# [Task prompt]
Lift every line from the entries that includes the word "name".

-------- Entries provided

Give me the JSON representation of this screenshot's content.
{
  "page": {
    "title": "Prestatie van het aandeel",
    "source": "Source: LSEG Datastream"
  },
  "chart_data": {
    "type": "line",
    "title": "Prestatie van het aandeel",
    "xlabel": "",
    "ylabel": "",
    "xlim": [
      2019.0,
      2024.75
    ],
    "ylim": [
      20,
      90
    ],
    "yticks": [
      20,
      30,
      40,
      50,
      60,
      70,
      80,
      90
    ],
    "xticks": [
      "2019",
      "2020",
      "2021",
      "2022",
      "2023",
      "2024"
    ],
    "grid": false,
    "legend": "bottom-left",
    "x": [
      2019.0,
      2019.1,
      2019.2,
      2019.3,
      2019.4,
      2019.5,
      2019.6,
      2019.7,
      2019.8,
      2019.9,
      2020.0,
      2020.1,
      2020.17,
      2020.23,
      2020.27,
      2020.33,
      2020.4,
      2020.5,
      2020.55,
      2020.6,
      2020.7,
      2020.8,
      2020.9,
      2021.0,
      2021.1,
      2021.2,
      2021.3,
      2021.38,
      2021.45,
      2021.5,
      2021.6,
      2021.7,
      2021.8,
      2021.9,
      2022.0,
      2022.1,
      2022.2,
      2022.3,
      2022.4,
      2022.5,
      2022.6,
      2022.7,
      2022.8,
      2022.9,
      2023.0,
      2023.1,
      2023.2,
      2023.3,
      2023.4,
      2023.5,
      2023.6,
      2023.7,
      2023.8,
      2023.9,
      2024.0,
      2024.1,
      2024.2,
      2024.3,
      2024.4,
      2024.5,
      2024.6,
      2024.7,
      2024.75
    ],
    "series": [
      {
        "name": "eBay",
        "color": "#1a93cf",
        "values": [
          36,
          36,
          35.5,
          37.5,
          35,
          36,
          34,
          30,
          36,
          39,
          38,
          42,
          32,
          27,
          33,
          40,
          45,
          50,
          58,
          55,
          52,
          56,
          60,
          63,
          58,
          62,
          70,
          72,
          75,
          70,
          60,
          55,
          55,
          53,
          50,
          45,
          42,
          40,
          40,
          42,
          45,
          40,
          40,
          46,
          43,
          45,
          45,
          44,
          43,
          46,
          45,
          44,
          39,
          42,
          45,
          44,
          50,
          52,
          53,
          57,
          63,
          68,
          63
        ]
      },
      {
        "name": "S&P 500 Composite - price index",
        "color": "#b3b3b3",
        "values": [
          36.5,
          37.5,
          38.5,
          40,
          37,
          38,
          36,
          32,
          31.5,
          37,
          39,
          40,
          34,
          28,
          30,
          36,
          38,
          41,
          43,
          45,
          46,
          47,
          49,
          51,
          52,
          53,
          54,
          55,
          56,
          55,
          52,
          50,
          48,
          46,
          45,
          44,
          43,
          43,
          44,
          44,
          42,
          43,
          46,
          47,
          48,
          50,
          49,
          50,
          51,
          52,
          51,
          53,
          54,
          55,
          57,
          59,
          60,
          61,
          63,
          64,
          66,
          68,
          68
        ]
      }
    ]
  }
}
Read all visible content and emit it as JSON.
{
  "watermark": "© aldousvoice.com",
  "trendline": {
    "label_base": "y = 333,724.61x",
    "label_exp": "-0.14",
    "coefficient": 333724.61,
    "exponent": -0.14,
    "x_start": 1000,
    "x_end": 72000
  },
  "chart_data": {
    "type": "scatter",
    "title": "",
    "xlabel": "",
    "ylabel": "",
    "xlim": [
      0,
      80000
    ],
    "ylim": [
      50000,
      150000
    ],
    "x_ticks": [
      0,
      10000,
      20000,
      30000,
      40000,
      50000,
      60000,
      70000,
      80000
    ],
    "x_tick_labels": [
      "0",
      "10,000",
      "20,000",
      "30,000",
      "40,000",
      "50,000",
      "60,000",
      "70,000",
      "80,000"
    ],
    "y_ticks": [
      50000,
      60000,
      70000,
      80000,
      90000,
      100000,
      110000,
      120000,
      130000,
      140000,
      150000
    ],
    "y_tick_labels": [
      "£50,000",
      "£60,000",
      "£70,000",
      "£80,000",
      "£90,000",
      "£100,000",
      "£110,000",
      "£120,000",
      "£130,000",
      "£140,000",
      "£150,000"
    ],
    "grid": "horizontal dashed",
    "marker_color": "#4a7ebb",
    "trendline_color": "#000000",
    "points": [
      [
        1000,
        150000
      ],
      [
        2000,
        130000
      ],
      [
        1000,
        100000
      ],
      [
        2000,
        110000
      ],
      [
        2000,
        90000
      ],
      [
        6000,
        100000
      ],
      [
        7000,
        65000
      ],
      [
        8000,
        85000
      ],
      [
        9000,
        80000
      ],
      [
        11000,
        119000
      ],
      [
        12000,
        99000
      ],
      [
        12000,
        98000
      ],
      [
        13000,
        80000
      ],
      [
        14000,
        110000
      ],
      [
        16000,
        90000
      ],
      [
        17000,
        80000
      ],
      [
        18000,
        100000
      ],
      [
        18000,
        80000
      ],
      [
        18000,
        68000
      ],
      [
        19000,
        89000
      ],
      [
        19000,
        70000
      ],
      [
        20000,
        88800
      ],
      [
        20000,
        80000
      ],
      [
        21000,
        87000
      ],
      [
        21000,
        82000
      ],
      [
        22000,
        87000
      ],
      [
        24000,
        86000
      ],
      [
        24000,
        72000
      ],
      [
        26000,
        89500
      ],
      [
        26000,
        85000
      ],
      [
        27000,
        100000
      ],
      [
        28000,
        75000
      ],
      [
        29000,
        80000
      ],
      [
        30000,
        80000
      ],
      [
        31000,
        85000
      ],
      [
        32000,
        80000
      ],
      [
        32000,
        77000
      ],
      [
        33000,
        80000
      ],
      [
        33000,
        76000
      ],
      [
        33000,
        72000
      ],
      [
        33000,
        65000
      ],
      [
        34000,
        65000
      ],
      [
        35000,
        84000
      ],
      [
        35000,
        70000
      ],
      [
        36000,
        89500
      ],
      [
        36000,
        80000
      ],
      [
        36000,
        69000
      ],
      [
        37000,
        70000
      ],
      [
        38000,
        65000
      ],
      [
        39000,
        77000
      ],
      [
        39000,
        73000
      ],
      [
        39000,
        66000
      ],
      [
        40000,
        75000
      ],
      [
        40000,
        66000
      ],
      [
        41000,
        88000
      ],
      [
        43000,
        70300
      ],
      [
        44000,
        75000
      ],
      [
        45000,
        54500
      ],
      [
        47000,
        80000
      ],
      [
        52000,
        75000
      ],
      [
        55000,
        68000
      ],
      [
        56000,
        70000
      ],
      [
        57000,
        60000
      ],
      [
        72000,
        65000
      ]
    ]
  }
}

----------------

# [Finished exercise]
        "name": "eBay",
        "name": "S&P 500 Composite - price index",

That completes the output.